* Task to carry out *
Gather, from the listing beneath this task, every line holding the string "transport".

* Data for processing *
[start]

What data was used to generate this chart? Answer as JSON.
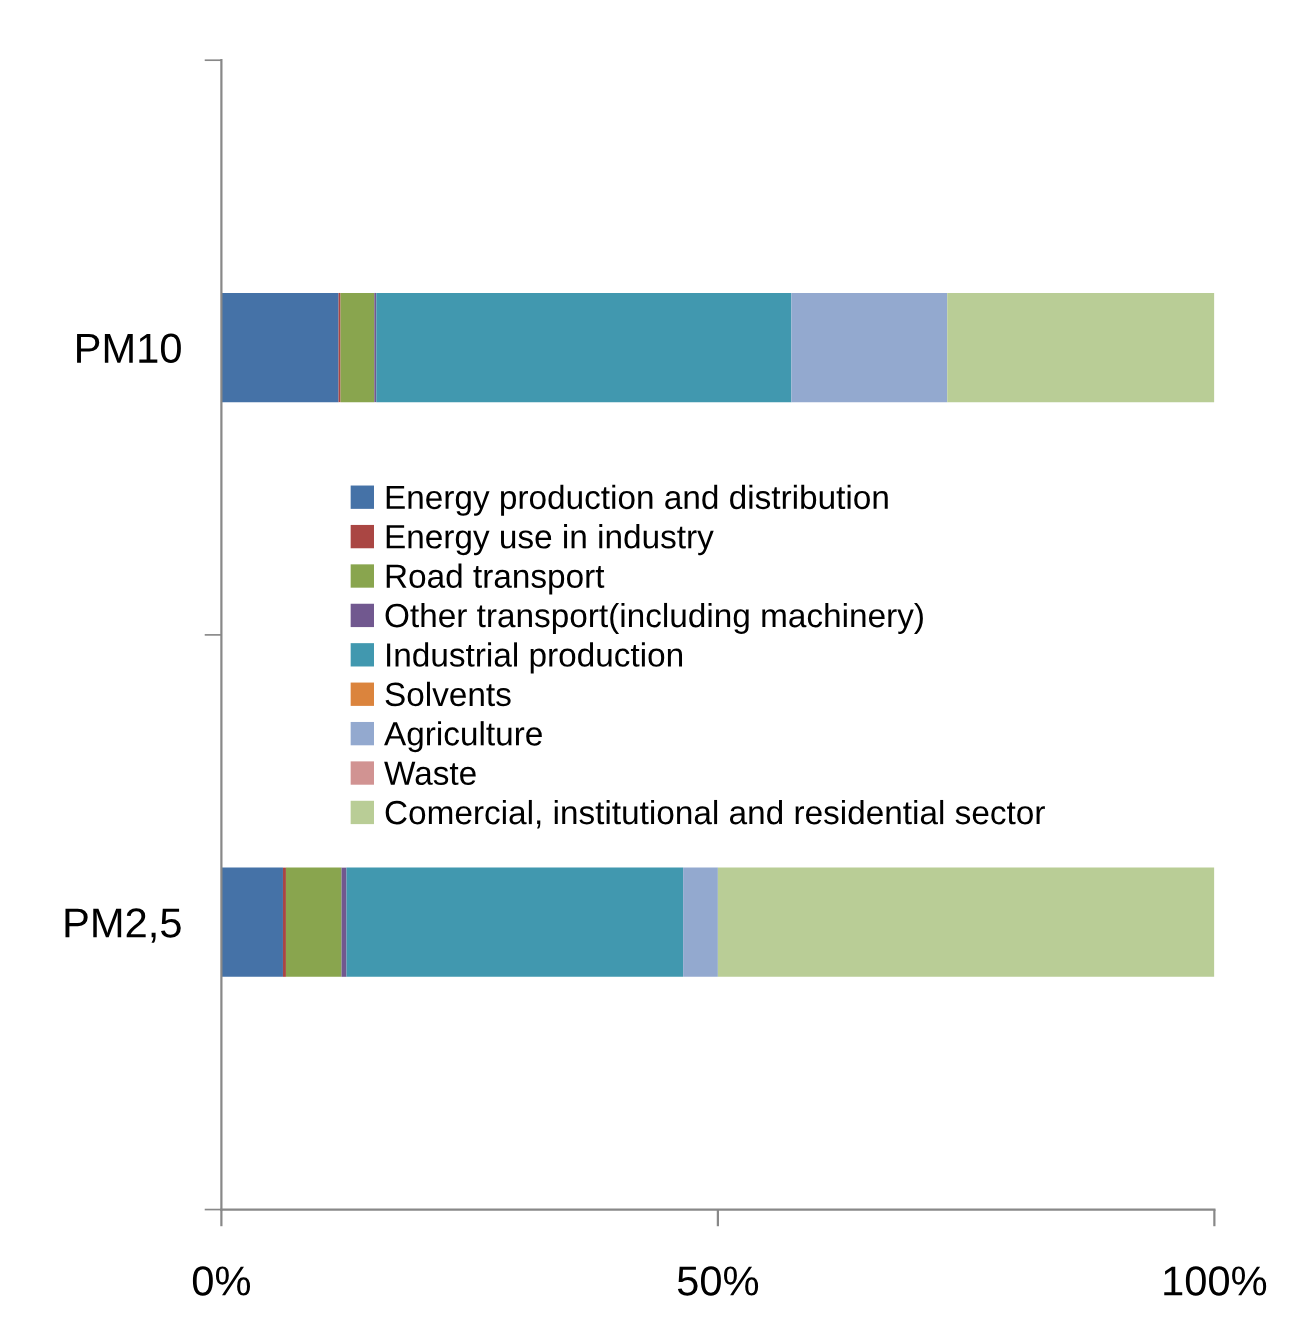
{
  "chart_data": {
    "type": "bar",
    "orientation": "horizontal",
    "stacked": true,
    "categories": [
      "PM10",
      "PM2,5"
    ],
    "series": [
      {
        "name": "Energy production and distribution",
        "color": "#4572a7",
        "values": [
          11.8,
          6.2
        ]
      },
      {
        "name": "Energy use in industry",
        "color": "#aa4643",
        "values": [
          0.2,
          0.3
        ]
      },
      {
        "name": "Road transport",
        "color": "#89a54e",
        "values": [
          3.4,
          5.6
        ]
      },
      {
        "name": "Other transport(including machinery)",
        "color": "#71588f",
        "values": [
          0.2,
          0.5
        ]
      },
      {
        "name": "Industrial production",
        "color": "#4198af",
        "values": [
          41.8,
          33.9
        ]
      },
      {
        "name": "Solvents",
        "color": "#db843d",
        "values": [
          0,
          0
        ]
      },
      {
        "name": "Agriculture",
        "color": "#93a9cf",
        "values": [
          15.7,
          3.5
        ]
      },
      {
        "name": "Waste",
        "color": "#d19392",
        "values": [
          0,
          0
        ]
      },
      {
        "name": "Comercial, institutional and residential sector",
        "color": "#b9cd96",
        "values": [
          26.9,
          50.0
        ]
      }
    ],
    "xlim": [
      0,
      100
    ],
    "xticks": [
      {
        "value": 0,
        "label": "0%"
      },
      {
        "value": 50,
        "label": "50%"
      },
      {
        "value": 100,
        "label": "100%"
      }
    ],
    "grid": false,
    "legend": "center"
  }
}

[end]

* Written response *
        "name": "Road transport",
        "name": "Other transport(including machinery)",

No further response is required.